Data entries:
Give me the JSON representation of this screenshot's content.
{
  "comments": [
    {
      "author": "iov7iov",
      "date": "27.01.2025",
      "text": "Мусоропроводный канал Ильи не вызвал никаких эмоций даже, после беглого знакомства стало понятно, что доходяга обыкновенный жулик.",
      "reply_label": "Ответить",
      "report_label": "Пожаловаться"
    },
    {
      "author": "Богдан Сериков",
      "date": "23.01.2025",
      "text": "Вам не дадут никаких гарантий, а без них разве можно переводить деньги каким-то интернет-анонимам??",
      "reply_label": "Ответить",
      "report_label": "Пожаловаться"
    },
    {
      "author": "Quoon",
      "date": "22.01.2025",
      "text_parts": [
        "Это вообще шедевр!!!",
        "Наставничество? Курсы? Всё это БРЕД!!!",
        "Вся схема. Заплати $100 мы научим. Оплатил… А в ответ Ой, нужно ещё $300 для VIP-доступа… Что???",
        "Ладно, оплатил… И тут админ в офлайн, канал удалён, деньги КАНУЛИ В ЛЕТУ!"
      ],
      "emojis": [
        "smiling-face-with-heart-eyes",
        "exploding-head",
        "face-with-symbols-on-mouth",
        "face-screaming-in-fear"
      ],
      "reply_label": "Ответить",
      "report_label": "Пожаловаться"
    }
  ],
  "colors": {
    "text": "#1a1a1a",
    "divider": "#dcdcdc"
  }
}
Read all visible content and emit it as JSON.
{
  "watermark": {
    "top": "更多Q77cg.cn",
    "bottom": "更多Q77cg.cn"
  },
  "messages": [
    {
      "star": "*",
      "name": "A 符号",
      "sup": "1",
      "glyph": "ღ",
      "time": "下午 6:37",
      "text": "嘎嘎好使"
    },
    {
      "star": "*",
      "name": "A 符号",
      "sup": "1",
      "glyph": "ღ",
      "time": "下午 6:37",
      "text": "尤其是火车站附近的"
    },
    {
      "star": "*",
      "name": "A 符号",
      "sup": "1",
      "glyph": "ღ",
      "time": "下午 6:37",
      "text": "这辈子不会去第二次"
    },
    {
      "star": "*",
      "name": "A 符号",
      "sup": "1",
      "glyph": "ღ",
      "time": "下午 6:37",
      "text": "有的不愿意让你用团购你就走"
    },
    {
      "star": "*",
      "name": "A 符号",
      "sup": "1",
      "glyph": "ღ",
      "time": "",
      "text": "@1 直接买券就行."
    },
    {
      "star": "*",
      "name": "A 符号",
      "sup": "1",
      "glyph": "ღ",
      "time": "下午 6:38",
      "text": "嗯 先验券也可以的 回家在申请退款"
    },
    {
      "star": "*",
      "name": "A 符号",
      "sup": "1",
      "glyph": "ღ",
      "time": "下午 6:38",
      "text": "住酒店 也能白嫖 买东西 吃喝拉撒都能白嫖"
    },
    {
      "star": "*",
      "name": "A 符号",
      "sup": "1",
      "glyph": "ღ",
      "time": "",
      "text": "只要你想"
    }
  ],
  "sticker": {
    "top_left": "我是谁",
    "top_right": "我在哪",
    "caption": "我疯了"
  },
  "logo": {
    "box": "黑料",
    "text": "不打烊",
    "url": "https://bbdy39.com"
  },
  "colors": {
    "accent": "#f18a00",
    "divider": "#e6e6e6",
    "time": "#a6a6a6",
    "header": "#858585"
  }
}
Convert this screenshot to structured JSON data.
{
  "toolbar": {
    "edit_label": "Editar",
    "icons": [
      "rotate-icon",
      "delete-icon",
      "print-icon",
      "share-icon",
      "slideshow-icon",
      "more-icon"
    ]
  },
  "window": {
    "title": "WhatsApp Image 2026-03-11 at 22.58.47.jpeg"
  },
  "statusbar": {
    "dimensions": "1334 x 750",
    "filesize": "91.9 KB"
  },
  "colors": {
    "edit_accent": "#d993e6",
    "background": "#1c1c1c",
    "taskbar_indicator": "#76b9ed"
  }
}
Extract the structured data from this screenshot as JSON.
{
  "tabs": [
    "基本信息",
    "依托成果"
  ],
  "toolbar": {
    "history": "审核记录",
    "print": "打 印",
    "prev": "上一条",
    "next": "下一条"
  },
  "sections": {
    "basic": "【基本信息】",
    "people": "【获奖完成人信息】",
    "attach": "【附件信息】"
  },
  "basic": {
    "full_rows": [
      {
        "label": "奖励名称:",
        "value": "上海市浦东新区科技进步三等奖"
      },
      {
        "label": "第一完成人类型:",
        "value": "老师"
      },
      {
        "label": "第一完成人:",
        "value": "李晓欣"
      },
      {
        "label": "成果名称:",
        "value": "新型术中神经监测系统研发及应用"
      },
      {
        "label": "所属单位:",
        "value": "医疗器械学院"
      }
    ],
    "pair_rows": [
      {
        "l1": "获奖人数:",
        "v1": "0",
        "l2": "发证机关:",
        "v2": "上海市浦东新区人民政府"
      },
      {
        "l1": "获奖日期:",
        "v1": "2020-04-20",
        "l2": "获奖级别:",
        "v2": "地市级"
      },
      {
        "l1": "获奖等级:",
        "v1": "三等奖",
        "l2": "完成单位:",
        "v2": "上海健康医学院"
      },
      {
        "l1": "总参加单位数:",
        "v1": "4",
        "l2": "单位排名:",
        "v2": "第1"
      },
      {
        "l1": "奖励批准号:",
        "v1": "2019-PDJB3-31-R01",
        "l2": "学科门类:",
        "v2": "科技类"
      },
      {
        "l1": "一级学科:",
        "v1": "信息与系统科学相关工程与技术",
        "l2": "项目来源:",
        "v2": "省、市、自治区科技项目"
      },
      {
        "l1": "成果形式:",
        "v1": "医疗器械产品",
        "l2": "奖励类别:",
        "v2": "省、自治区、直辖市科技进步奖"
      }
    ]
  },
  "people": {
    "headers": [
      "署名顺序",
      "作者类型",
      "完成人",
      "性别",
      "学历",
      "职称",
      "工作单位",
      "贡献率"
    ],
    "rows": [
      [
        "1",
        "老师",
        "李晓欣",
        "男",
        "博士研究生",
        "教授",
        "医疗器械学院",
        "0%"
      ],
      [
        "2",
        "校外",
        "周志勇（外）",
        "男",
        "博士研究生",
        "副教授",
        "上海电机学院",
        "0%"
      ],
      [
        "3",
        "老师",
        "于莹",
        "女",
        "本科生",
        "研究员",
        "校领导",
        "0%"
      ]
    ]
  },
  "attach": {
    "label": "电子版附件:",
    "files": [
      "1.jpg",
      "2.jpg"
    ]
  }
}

Problem statement: Identify and copy all lines with the word "канал".

The answer:
      "text": "Мусоропроводный канал Ильи не вызвал никаких эмоций даже, после беглого знакомства стало понятно, что доходяга обыкновенный жулик.",
        "Ладно, оплатил… И тут админ в офлайн, канал удалён, деньги КАНУЛИ В ЛЕТУ!"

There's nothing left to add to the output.